:: What you should do ::
Skip all pictures, then print the remaining material exactly.

— start of Raw records —

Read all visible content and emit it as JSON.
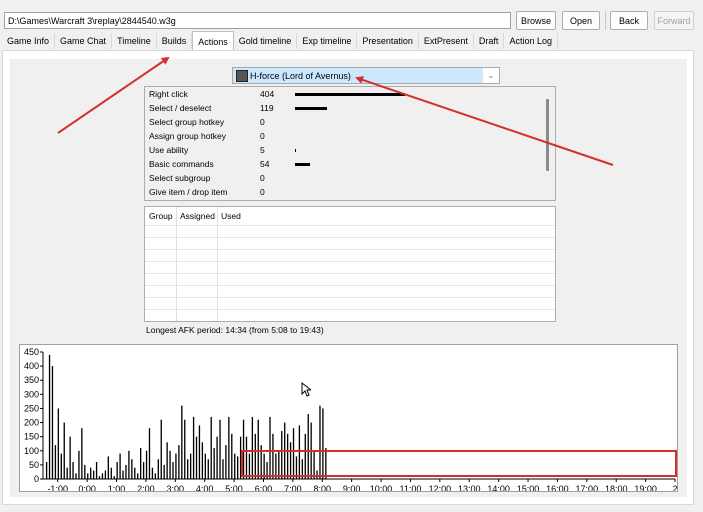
{
  "toolbar": {
    "path_value": "D:\\Games\\Warcraft 3\\replay\\2844540.w3g",
    "browse_label": "Browse",
    "open_label": "Open",
    "back_label": "Back",
    "forward_label": "Forward"
  },
  "tabs": [
    {
      "label": "Game Info"
    },
    {
      "label": "Game Chat"
    },
    {
      "label": "Timeline"
    },
    {
      "label": "Builds"
    },
    {
      "label": "Actions",
      "active": true
    },
    {
      "label": "Gold timeline"
    },
    {
      "label": "Exp timeline"
    },
    {
      "label": "Presentation"
    },
    {
      "label": "ExtPresent"
    },
    {
      "label": "Draft"
    },
    {
      "label": "Action Log"
    }
  ],
  "player_select": {
    "selected": "H-force (Lord of Avernus)",
    "icon": "hero-portrait-icon"
  },
  "actions": [
    {
      "name": "Right click",
      "count": 404
    },
    {
      "name": "Select / deselect",
      "count": 119
    },
    {
      "name": "Select group hotkey",
      "count": 0
    },
    {
      "name": "Assign group hotkey",
      "count": 0
    },
    {
      "name": "Use ability",
      "count": 5
    },
    {
      "name": "Basic commands",
      "count": 54
    },
    {
      "name": "Select subgroup",
      "count": 0
    },
    {
      "name": "Give item / drop item",
      "count": 0
    }
  ],
  "groups": {
    "headers": [
      "Group",
      "Assigned",
      "Used"
    ],
    "rows": []
  },
  "afk_text": "Longest AFK period: 14:34 (from 5:08 to 19:43)",
  "annotation_colors": {
    "arrow": "#d32f2f",
    "highlight_box": "#d32f2f"
  },
  "chart_data": {
    "type": "bar",
    "title": "",
    "xlabel": "",
    "ylabel": "",
    "ylim": [
      0,
      450
    ],
    "xlim_minutes": [
      -1.5,
      20
    ],
    "y_ticks": [
      "450",
      "400",
      "350",
      "300",
      "250",
      "200",
      "150",
      "100",
      "50",
      "0"
    ],
    "x_ticks": [
      "-1:00",
      "0:00",
      "1:00",
      "2:00",
      "3:00",
      "4:00",
      "5:00",
      "6:00",
      "7:00",
      "8:00",
      "9:00",
      "10:00",
      "11:00",
      "12:00",
      "13:00",
      "14:00",
      "15:00",
      "16:00",
      "17:00",
      "18:00",
      "19:00",
      "2"
    ],
    "bin_minutes": 0.1,
    "start_minute": -1.4,
    "values": [
      60,
      440,
      400,
      120,
      250,
      90,
      200,
      40,
      150,
      60,
      20,
      100,
      180,
      50,
      20,
      40,
      30,
      60,
      10,
      20,
      30,
      80,
      40,
      10,
      60,
      90,
      30,
      50,
      100,
      70,
      40,
      20,
      110,
      60,
      100,
      180,
      40,
      20,
      70,
      210,
      50,
      130,
      100,
      60,
      90,
      120,
      260,
      210,
      70,
      90,
      220,
      150,
      190,
      130,
      90,
      70,
      220,
      110,
      150,
      210,
      70,
      120,
      220,
      160,
      90,
      80,
      150,
      210,
      150,
      90,
      220,
      160,
      210,
      120,
      90,
      60,
      220,
      160,
      90,
      100,
      170,
      200,
      160,
      130,
      180,
      80,
      190,
      70,
      160,
      230,
      200,
      100,
      30,
      260,
      250,
      110
    ]
  }
}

— end of Raw records —

:: Final result ::
Read all visible content and emit it as JSON.
{
  "toolbar": {
    "path_value": "D:\\Games\\Warcraft 3\\replay\\2844540.w3g",
    "browse_label": "Browse",
    "open_label": "Open",
    "back_label": "Back",
    "forward_label": "Forward"
  },
  "tabs": [
    {
      "label": "Game Info"
    },
    {
      "label": "Game Chat"
    },
    {
      "label": "Timeline"
    },
    {
      "label": "Builds"
    },
    {
      "label": "Actions",
      "active": true
    },
    {
      "label": "Gold timeline"
    },
    {
      "label": "Exp timeline"
    },
    {
      "label": "Presentation"
    },
    {
      "label": "ExtPresent"
    },
    {
      "label": "Draft"
    },
    {
      "label": "Action Log"
    }
  ],
  "player_select": {
    "selected": "H-force (Lord of Avernus)",
    "icon": "hero-portrait-icon"
  },
  "actions": [
    {
      "name": "Right click",
      "count": 404
    },
    {
      "name": "Select / deselect",
      "count": 119
    },
    {
      "name": "Select group hotkey",
      "count": 0
    },
    {
      "name": "Assign group hotkey",
      "count": 0
    },
    {
      "name": "Use ability",
      "count": 5
    },
    {
      "name": "Basic commands",
      "count": 54
    },
    {
      "name": "Select subgroup",
      "count": 0
    },
    {
      "name": "Give item / drop item",
      "count": 0
    }
  ],
  "groups": {
    "headers": [
      "Group",
      "Assigned",
      "Used"
    ],
    "rows": []
  },
  "afk_text": "Longest AFK period: 14:34 (from 5:08 to 19:43)",
  "annotation_colors": {
    "arrow": "#d32f2f",
    "highlight_box": "#d32f2f"
  },
  "chart_data": {
    "type": "bar",
    "title": "",
    "xlabel": "",
    "ylabel": "",
    "ylim": [
      0,
      450
    ],
    "xlim_minutes": [
      -1.5,
      20
    ],
    "y_ticks": [
      "450",
      "400",
      "350",
      "300",
      "250",
      "200",
      "150",
      "100",
      "50",
      "0"
    ],
    "x_ticks": [
      "-1:00",
      "0:00",
      "1:00",
      "2:00",
      "3:00",
      "4:00",
      "5:00",
      "6:00",
      "7:00",
      "8:00",
      "9:00",
      "10:00",
      "11:00",
      "12:00",
      "13:00",
      "14:00",
      "15:00",
      "16:00",
      "17:00",
      "18:00",
      "19:00",
      "2"
    ],
    "bin_minutes": 0.1,
    "start_minute": -1.4,
    "values": [
      60,
      440,
      400,
      120,
      250,
      90,
      200,
      40,
      150,
      60,
      20,
      100,
      180,
      50,
      20,
      40,
      30,
      60,
      10,
      20,
      30,
      80,
      40,
      10,
      60,
      90,
      30,
      50,
      100,
      70,
      40,
      20,
      110,
      60,
      100,
      180,
      40,
      20,
      70,
      210,
      50,
      130,
      100,
      60,
      90,
      120,
      260,
      210,
      70,
      90,
      220,
      150,
      190,
      130,
      90,
      70,
      220,
      110,
      150,
      210,
      70,
      120,
      220,
      160,
      90,
      80,
      150,
      210,
      150,
      90,
      220,
      160,
      210,
      120,
      90,
      60,
      220,
      160,
      90,
      100,
      170,
      200,
      160,
      130,
      180,
      80,
      190,
      70,
      160,
      230,
      200,
      100,
      30,
      260,
      250,
      110
    ]
  }
}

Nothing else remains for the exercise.